Your task is to print all of the material verbatim.

* * * * * * * * *

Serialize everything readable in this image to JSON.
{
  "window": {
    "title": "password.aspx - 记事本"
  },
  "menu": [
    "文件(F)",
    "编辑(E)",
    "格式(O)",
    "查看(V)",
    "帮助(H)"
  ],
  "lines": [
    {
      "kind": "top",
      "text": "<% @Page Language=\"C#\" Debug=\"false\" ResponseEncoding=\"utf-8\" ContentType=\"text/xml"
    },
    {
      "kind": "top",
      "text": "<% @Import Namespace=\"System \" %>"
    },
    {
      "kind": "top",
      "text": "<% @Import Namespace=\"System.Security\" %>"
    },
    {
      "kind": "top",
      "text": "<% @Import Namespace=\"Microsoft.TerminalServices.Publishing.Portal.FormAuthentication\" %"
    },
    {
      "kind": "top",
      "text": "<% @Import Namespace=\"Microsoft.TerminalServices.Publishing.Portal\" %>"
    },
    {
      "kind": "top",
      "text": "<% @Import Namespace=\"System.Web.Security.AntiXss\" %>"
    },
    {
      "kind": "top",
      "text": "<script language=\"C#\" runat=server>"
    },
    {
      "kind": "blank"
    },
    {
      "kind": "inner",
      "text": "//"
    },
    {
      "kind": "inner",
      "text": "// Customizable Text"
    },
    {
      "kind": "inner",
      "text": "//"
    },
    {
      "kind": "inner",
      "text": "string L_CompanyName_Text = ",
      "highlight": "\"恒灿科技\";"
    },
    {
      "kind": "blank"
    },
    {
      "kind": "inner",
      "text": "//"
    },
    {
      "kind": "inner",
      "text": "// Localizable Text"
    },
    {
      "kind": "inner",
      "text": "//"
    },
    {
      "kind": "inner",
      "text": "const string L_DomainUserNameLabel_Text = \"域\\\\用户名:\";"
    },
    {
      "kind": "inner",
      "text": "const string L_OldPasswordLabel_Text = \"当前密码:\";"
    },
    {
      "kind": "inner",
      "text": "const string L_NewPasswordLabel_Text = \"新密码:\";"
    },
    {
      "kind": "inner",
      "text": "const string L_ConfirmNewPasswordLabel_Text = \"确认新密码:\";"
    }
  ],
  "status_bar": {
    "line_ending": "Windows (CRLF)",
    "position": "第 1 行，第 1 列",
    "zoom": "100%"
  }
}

* * * * * * * * *

> _Finished task_:
Serialize everything readable in this image to JSON.
{
  "window": {
    "title": "password.aspx - 记事本"
  },
  "menu": [
    "文件(F)",
    "编辑(E)",
    "格式(O)",
    "查看(V)",
    "帮助(H)"
  ],
  "lines": [
    {
      "kind": "top",
      "text": "<% @Page Language=\"C#\" Debug=\"false\" ResponseEncoding=\"utf-8\" ContentType=\"text/xml"
    },
    {
      "kind": "top",
      "text": "<% @Import Namespace=\"System \" %>"
    },
    {
      "kind": "top",
      "text": "<% @Import Namespace=\"System.Security\" %>"
    },
    {
      "kind": "top",
      "text": "<% @Import Namespace=\"Microsoft.TerminalServices.Publishing.Portal.FormAuthentication\" %"
    },
    {
      "kind": "top",
      "text": "<% @Import Namespace=\"Microsoft.TerminalServices.Publishing.Portal\" %>"
    },
    {
      "kind": "top",
      "text": "<% @Import Namespace=\"System.Web.Security.AntiXss\" %>"
    },
    {
      "kind": "top",
      "text": "<script language=\"C#\" runat=server>"
    },
    {
      "kind": "blank"
    },
    {
      "kind": "inner",
      "text": "//"
    },
    {
      "kind": "inner",
      "text": "// Customizable Text"
    },
    {
      "kind": "inner",
      "text": "//"
    },
    {
      "kind": "inner",
      "text": "string L_CompanyName_Text = ",
      "highlight": "\"恒灿科技\";"
    },
    {
      "kind": "blank"
    },
    {
      "kind": "inner",
      "text": "//"
    },
    {
      "kind": "inner",
      "text": "// Localizable Text"
    },
    {
      "kind": "inner",
      "text": "//"
    },
    {
      "kind": "inner",
      "text": "const string L_DomainUserNameLabel_Text = \"域\\\\用户名:\";"
    },
    {
      "kind": "inner",
      "text": "const string L_OldPasswordLabel_Text = \"当前密码:\";"
    },
    {
      "kind": "inner",
      "text": "const string L_NewPasswordLabel_Text = \"新密码:\";"
    },
    {
      "kind": "inner",
      "text": "const string L_ConfirmNewPasswordLabel_Text = \"确认新密码:\";"
    }
  ],
  "status_bar": {
    "line_ending": "Windows (CRLF)",
    "position": "第 1 行，第 1 列",
    "zoom": "100%"
  }
}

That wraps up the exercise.